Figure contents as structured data
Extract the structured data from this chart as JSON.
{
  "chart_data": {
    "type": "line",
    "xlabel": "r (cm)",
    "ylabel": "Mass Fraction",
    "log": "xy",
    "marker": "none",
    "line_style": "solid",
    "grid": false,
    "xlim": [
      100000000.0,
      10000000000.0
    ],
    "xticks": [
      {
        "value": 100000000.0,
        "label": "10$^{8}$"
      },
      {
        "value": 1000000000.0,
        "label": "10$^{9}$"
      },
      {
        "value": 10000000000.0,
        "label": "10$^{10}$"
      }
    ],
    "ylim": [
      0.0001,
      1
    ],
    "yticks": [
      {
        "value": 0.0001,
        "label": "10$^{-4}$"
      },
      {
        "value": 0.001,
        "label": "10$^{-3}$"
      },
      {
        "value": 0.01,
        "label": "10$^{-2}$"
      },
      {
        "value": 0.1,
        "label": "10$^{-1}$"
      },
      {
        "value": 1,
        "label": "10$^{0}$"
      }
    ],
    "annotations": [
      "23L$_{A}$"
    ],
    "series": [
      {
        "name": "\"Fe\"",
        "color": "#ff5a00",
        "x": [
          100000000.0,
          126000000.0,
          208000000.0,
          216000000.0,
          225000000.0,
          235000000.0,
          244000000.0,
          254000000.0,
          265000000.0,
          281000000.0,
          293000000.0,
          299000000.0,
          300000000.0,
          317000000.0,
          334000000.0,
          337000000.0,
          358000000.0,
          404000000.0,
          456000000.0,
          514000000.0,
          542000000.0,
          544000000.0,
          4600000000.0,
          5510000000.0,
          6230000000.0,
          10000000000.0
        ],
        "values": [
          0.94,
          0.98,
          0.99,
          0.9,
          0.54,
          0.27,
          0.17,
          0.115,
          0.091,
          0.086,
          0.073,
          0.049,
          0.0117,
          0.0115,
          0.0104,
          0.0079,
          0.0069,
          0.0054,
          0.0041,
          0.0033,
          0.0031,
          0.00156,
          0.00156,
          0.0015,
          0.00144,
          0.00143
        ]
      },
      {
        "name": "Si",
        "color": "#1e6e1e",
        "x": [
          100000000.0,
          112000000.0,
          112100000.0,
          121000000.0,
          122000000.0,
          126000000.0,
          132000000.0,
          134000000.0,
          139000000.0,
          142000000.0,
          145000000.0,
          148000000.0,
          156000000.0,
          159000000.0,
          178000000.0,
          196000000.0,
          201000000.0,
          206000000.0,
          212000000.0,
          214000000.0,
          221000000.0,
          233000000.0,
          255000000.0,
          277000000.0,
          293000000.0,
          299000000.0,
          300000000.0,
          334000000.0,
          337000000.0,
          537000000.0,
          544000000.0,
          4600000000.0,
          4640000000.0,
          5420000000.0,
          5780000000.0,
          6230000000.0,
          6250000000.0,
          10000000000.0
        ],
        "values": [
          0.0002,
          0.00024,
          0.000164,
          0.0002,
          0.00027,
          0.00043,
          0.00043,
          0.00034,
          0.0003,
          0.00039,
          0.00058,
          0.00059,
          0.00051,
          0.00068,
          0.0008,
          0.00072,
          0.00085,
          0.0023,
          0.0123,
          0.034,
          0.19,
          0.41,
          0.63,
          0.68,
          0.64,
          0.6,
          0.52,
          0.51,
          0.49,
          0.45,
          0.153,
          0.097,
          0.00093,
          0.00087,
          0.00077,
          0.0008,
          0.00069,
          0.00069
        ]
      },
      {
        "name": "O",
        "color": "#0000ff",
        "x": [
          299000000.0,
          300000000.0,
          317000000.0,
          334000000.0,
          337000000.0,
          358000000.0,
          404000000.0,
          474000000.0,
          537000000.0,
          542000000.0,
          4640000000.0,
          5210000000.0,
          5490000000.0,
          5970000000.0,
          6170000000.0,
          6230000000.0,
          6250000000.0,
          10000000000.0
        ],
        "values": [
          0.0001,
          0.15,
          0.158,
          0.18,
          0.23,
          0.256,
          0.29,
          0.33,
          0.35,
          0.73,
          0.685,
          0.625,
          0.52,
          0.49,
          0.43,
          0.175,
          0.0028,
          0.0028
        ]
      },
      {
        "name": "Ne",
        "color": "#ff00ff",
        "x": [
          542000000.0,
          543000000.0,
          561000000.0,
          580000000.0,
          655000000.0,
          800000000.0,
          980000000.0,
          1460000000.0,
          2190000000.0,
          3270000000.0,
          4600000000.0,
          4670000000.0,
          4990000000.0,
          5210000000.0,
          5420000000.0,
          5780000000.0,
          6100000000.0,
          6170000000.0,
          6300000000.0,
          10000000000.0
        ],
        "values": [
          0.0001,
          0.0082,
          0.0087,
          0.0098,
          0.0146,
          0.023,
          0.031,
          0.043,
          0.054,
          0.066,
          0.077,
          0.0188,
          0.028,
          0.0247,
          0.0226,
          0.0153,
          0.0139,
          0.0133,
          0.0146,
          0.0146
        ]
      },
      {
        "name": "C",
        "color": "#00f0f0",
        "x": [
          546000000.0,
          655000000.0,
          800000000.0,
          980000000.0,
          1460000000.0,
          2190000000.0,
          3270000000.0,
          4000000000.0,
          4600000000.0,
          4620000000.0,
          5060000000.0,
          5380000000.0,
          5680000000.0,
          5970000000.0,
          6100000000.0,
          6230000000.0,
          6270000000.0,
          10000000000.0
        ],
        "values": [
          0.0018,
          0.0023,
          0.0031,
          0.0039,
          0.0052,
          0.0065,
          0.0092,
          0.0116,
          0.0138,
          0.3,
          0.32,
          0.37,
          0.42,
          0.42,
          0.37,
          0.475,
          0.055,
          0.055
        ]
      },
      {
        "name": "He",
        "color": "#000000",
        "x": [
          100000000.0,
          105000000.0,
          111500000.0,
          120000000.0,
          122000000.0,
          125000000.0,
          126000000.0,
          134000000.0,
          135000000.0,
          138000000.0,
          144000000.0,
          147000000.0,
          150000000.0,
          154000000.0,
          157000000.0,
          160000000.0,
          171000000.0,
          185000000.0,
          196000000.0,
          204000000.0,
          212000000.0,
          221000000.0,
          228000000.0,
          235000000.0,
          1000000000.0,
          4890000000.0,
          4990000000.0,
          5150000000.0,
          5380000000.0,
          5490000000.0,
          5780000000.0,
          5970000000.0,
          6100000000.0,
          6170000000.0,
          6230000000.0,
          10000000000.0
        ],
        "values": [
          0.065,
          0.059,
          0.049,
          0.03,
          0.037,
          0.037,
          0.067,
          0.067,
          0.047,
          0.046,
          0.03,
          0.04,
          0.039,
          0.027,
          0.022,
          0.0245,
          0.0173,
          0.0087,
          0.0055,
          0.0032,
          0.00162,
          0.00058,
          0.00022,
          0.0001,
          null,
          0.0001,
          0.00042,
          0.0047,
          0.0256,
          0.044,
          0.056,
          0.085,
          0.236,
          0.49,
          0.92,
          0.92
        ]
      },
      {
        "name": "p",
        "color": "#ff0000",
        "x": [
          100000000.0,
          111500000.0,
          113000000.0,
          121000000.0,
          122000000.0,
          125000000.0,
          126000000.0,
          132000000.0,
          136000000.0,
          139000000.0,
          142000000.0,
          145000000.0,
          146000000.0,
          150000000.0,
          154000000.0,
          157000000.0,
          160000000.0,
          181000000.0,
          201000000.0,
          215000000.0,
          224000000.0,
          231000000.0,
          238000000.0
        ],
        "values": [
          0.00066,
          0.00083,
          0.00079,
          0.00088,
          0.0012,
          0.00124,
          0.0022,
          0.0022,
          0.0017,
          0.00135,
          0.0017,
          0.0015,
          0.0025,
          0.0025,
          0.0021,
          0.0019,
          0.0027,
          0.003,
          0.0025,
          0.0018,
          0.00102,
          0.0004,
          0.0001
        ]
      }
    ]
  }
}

### AIM OF THE EXERCISE
Copy out every line of the listing that includes the string "name".

### ANSWER FOR THIS EXERCISE
        "name": "\"Fe\"",
        "name": "Si",
        "name": "O",
        "name": "Ne",
        "name": "C",
        "name": "He",
        "name": "p",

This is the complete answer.